▶ The exercise
Below is the data. Give it again, complete and exact.

▶ Task material
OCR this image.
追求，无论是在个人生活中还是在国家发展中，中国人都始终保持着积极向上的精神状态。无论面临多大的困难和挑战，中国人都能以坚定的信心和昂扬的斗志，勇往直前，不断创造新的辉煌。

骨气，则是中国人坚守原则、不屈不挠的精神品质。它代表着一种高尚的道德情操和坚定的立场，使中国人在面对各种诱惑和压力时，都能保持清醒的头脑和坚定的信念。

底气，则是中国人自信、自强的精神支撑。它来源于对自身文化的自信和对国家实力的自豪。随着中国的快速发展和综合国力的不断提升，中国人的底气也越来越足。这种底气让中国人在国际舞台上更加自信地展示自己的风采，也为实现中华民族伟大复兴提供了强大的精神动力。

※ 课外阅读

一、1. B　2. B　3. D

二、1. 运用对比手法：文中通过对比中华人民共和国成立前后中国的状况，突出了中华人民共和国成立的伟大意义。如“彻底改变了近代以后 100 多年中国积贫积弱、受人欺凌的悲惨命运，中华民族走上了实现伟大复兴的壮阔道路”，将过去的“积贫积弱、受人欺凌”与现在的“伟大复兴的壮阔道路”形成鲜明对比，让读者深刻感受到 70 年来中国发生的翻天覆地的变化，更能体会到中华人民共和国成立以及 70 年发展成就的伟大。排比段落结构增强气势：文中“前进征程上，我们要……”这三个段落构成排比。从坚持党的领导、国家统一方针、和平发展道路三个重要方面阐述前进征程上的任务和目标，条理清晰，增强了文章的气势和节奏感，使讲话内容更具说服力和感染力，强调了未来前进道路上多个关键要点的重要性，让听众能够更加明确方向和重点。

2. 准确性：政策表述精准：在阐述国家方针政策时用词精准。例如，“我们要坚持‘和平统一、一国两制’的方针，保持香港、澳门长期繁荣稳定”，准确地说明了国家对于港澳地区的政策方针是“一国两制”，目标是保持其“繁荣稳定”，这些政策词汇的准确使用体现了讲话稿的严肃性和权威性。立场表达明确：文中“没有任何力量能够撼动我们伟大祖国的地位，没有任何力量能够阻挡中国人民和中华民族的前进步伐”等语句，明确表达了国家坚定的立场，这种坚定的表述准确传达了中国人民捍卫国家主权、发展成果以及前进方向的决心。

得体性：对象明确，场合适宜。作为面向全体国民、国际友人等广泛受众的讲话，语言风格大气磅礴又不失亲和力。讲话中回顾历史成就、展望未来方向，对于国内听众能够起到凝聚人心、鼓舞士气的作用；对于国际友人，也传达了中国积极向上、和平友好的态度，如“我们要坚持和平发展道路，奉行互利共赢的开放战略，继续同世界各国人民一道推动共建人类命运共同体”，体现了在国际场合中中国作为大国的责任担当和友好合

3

▶ Problem solution
OCR this image.
追求，无论是在个人生活中还是在国家发展中，中国人都始终保持着积极向上的精神状态。无论面临多大的困难和挑战，中国人都能以坚定的信心和昂扬的斗志，勇往直前，不断创造新的辉煌。

骨气，则是中国人坚守原则、不屈不挠的精神品质。它代表着一种高尚的道德情操和坚定的立场，使中国人在面对各种诱惑和压力时，都能保持清醒的头脑和坚定的信念。

底气，则是中国人自信、自强的精神支撑。它来源于对自身文化的自信和对国家实力的自豪。随着中国的快速发展和综合国力的不断提升，中国人的底气也越来越足。这种底气让中国人在国际舞台上更加自信地展示自己的风采，也为实现中华民族伟大复兴提供了强大的精神动力。

※ 课外阅读

一、1. B　2. B　3. D

二、1. 运用对比手法：文中通过对比中华人民共和国成立前后中国的状况，突出了中华人民共和国成立的伟大意义。如“彻底改变了近代以后 100 多年中国积贫积弱、受人欺凌的悲惨命运，中华民族走上了实现伟大复兴的壮阔道路”，将过去的“积贫积弱、受人欺凌”与现在的“伟大复兴的壮阔道路”形成鲜明对比，让读者深刻感受到 70 年来中国发生的翻天覆地的变化，更能体会到中华人民共和国成立以及 70 年发展成就的伟大。排比段落结构增强气势：文中“前进征程上，我们要……”这三个段落构成排比。从坚持党的领导、国家统一方针、和平发展道路三个重要方面阐述前进征程上的任务和目标，条理清晰，增强了文章的气势和节奏感，使讲话内容更具说服力和感染力，强调了未来前进道路上多个关键要点的重要性，让听众能够更加明确方向和重点。

2. 准确性：政策表述精准：在阐述国家方针政策时用词精准。例如，“我们要坚持‘和平统一、一国两制’的方针，保持香港、澳门长期繁荣稳定”，准确地说明了国家对于港澳地区的政策方针是“一国两制”，目标是保持其“繁荣稳定”，这些政策词汇的准确使用体现了讲话稿的严肃性和权威性。立场表达明确：文中“没有任何力量能够撼动我们伟大祖国的地位，没有任何力量能够阻挡中国人民和中华民族的前进步伐”等语句，明确表达了国家坚定的立场，这种坚定的表述准确传达了中国人民捍卫国家主权、发展成果以及前进方向的决心。

得体性：对象明确，场合适宜。作为面向全体国民、国际友人等广泛受众的讲话，语言风格大气磅礴又不失亲和力。讲话中回顾历史成就、展望未来方向，对于国内听众能够起到凝聚人心、鼓舞士气的作用；对于国际友人，也传达了中国积极向上、和平友好的态度，如“我们要坚持和平发展道路，奉行互利共赢的开放战略，继续同世界各国人民一道推动共建人类命运共同体”，体现了在国际场合中中国作为大国的责任担当和友好合

3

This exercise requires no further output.